## [Records excerpted from a collection]
· · ·
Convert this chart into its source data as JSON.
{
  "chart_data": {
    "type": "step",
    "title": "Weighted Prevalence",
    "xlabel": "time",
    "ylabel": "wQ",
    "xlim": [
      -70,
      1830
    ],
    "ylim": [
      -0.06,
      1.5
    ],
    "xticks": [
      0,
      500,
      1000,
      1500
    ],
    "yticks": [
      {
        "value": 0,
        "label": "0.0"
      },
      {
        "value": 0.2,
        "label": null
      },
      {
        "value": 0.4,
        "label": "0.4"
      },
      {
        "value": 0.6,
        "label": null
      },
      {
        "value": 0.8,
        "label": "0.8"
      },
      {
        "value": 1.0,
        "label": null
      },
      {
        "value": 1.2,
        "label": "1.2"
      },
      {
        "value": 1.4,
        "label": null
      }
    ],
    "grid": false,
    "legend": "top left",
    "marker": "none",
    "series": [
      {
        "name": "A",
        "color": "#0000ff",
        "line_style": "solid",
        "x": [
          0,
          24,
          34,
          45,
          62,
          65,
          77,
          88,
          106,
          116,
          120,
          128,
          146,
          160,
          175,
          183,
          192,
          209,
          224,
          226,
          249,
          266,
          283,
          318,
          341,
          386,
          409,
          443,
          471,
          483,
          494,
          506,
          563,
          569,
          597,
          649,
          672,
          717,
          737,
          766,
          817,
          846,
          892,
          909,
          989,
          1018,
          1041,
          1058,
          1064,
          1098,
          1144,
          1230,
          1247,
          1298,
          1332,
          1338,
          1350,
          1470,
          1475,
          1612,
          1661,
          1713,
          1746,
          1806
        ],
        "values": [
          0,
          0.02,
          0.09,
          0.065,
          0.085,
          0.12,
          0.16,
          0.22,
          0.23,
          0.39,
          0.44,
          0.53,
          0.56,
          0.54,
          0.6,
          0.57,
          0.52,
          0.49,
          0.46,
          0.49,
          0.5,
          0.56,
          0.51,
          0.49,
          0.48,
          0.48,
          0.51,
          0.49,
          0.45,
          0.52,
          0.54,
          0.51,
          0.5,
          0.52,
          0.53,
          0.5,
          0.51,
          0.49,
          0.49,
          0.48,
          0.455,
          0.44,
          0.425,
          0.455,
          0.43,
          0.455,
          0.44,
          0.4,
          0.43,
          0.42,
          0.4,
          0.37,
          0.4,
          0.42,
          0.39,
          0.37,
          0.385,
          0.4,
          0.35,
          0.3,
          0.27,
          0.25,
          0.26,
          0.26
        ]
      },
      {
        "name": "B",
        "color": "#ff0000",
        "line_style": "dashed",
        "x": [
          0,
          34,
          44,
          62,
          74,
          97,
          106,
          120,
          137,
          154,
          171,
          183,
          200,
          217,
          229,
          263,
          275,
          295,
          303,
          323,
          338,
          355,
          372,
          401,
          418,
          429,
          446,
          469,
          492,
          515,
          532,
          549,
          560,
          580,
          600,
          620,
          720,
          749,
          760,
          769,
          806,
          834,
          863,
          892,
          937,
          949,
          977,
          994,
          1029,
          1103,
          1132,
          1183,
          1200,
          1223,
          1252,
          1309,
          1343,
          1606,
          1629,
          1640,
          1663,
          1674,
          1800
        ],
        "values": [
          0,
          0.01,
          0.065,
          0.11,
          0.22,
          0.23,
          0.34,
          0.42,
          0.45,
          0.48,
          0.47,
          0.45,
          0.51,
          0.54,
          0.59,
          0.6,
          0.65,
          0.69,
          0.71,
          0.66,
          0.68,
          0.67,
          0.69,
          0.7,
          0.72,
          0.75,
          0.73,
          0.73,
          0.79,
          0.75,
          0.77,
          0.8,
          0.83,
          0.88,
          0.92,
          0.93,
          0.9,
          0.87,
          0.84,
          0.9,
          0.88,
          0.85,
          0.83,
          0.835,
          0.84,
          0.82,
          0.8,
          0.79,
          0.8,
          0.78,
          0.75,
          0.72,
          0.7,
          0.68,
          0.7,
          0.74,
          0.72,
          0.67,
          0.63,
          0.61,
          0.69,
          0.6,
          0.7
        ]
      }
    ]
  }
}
· · ·
## [What is needed]
Copy out all of the records shown above exactly.

## [Task response]
Convert this chart into its source data as JSON.
{
  "chart_data": {
    "type": "step",
    "title": "Weighted Prevalence",
    "xlabel": "time",
    "ylabel": "wQ",
    "xlim": [
      -70,
      1830
    ],
    "ylim": [
      -0.06,
      1.5
    ],
    "xticks": [
      0,
      500,
      1000,
      1500
    ],
    "yticks": [
      {
        "value": 0,
        "label": "0.0"
      },
      {
        "value": 0.2,
        "label": null
      },
      {
        "value": 0.4,
        "label": "0.4"
      },
      {
        "value": 0.6,
        "label": null
      },
      {
        "value": 0.8,
        "label": "0.8"
      },
      {
        "value": 1.0,
        "label": null
      },
      {
        "value": 1.2,
        "label": "1.2"
      },
      {
        "value": 1.4,
        "label": null
      }
    ],
    "grid": false,
    "legend": "top left",
    "marker": "none",
    "series": [
      {
        "name": "A",
        "color": "#0000ff",
        "line_style": "solid",
        "x": [
          0,
          24,
          34,
          45,
          62,
          65,
          77,
          88,
          106,
          116,
          120,
          128,
          146,
          160,
          175,
          183,
          192,
          209,
          224,
          226,
          249,
          266,
          283,
          318,
          341,
          386,
          409,
          443,
          471,
          483,
          494,
          506,
          563,
          569,
          597,
          649,
          672,
          717,
          737,
          766,
          817,
          846,
          892,
          909,
          989,
          1018,
          1041,
          1058,
          1064,
          1098,
          1144,
          1230,
          1247,
          1298,
          1332,
          1338,
          1350,
          1470,
          1475,
          1612,
          1661,
          1713,
          1746,
          1806
        ],
        "values": [
          0,
          0.02,
          0.09,
          0.065,
          0.085,
          0.12,
          0.16,
          0.22,
          0.23,
          0.39,
          0.44,
          0.53,
          0.56,
          0.54,
          0.6,
          0.57,
          0.52,
          0.49,
          0.46,
          0.49,
          0.5,
          0.56,
          0.51,
          0.49,
          0.48,
          0.48,
          0.51,
          0.49,
          0.45,
          0.52,
          0.54,
          0.51,
          0.5,
          0.52,
          0.53,
          0.5,
          0.51,
          0.49,
          0.49,
          0.48,
          0.455,
          0.44,
          0.425,
          0.455,
          0.43,
          0.455,
          0.44,
          0.4,
          0.43,
          0.42,
          0.4,
          0.37,
          0.4,
          0.42,
          0.39,
          0.37,
          0.385,
          0.4,
          0.35,
          0.3,
          0.27,
          0.25,
          0.26,
          0.26
        ]
      },
      {
        "name": "B",
        "color": "#ff0000",
        "line_style": "dashed",
        "x": [
          0,
          34,
          44,
          62,
          74,
          97,
          106,
          120,
          137,
          154,
          171,
          183,
          200,
          217,
          229,
          263,
          275,
          295,
          303,
          323,
          338,
          355,
          372,
          401,
          418,
          429,
          446,
          469,
          492,
          515,
          532,
          549,
          560,
          580,
          600,
          620,
          720,
          749,
          760,
          769,
          806,
          834,
          863,
          892,
          937,
          949,
          977,
          994,
          1029,
          1103,
          1132,
          1183,
          1200,
          1223,
          1252,
          1309,
          1343,
          1606,
          1629,
          1640,
          1663,
          1674,
          1800
        ],
        "values": [
          0,
          0.01,
          0.065,
          0.11,
          0.22,
          0.23,
          0.34,
          0.42,
          0.45,
          0.48,
          0.47,
          0.45,
          0.51,
          0.54,
          0.59,
          0.6,
          0.65,
          0.69,
          0.71,
          0.66,
          0.68,
          0.67,
          0.69,
          0.7,
          0.72,
          0.75,
          0.73,
          0.73,
          0.79,
          0.75,
          0.77,
          0.8,
          0.83,
          0.88,
          0.92,
          0.93,
          0.9,
          0.87,
          0.84,
          0.9,
          0.88,
          0.85,
          0.83,
          0.835,
          0.84,
          0.82,
          0.8,
          0.79,
          0.8,
          0.78,
          0.75,
          0.72,
          0.7,
          0.68,
          0.7,
          0.74,
          0.72,
          0.67,
          0.63,
          0.61,
          0.69,
          0.6,
          0.7
        ]
      }
    ]
  }
}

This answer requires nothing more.